» WHAT YOU HAVE TO DO:
Check each line of the records below and collect those holding "content".

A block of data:

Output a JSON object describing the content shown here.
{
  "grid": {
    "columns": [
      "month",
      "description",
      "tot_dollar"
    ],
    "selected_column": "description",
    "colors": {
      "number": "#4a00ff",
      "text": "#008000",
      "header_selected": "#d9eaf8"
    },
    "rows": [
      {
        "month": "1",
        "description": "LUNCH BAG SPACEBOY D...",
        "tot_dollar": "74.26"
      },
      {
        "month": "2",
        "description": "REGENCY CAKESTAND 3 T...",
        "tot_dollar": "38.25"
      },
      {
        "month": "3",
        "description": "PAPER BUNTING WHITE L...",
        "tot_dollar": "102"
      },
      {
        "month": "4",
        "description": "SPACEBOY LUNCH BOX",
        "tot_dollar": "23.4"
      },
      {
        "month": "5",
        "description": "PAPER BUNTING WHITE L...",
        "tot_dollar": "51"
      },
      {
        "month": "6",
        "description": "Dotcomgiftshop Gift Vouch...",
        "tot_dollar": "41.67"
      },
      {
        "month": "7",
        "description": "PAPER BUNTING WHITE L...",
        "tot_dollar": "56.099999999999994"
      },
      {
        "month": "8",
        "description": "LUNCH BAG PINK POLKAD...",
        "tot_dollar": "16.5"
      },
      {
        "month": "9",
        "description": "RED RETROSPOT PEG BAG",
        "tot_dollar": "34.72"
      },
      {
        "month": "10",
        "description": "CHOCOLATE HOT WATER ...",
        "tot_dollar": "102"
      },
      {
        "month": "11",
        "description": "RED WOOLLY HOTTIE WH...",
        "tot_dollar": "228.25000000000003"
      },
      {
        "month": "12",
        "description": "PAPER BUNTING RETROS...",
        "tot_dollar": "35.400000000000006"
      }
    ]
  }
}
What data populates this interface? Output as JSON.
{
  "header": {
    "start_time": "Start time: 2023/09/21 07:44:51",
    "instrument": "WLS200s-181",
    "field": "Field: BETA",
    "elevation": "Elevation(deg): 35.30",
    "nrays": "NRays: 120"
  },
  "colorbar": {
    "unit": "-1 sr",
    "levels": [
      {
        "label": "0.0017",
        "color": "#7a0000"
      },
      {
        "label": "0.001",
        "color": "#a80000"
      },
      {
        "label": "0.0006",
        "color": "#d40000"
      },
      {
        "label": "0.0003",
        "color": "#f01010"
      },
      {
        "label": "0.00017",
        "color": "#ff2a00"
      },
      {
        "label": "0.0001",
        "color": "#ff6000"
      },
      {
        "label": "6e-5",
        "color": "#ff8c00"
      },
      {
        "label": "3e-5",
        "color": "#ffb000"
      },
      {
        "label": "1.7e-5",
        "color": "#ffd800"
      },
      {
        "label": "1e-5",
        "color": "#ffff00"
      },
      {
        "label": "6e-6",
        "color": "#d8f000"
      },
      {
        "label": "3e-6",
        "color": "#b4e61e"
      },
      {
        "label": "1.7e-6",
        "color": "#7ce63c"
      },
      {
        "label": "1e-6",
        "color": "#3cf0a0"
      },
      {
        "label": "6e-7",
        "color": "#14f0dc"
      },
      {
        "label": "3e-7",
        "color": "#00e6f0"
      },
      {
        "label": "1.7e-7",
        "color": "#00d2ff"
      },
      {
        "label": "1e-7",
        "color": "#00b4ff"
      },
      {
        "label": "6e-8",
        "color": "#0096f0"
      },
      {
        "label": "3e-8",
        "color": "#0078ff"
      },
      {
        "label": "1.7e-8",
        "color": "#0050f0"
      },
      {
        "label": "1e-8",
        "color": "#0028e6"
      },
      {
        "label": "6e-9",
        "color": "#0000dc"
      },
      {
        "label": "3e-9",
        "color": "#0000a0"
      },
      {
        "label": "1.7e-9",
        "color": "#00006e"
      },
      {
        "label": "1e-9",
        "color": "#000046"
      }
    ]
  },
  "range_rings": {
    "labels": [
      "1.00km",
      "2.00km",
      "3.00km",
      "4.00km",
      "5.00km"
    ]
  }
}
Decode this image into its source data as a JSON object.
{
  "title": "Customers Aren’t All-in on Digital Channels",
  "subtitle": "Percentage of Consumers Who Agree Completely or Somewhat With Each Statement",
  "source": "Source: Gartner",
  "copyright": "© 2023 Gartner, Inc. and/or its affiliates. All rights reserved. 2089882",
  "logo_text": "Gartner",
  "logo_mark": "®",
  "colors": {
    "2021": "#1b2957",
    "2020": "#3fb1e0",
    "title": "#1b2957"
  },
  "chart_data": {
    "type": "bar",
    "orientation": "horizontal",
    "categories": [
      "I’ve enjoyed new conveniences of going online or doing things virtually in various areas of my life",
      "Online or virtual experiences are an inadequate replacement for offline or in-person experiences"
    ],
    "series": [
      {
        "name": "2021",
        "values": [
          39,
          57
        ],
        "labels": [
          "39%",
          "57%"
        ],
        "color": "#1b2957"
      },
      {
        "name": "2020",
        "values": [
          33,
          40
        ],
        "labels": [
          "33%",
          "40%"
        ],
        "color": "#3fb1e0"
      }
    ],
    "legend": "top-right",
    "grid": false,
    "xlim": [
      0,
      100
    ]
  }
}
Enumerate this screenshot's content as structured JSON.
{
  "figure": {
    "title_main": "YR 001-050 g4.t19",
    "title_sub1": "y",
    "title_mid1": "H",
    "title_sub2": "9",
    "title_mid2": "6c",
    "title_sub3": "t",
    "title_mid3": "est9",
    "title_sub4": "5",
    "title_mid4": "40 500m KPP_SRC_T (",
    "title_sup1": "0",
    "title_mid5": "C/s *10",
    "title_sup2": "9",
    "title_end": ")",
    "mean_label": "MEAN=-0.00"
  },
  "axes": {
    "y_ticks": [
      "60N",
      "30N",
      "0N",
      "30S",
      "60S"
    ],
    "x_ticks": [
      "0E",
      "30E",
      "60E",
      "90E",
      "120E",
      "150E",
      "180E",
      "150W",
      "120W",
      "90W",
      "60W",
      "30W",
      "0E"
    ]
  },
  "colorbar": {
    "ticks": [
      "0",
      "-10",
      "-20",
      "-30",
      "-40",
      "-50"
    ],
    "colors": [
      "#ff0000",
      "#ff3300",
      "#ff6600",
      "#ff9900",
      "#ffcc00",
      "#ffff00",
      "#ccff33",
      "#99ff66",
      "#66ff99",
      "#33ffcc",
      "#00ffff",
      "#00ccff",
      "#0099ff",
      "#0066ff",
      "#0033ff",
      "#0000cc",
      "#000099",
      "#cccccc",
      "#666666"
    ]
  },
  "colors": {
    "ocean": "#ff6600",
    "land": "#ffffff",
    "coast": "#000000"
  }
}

» TASK ANSWER:
Output a JSON object describing the content shown here.
Enumerate this screenshot's content as structured JSON.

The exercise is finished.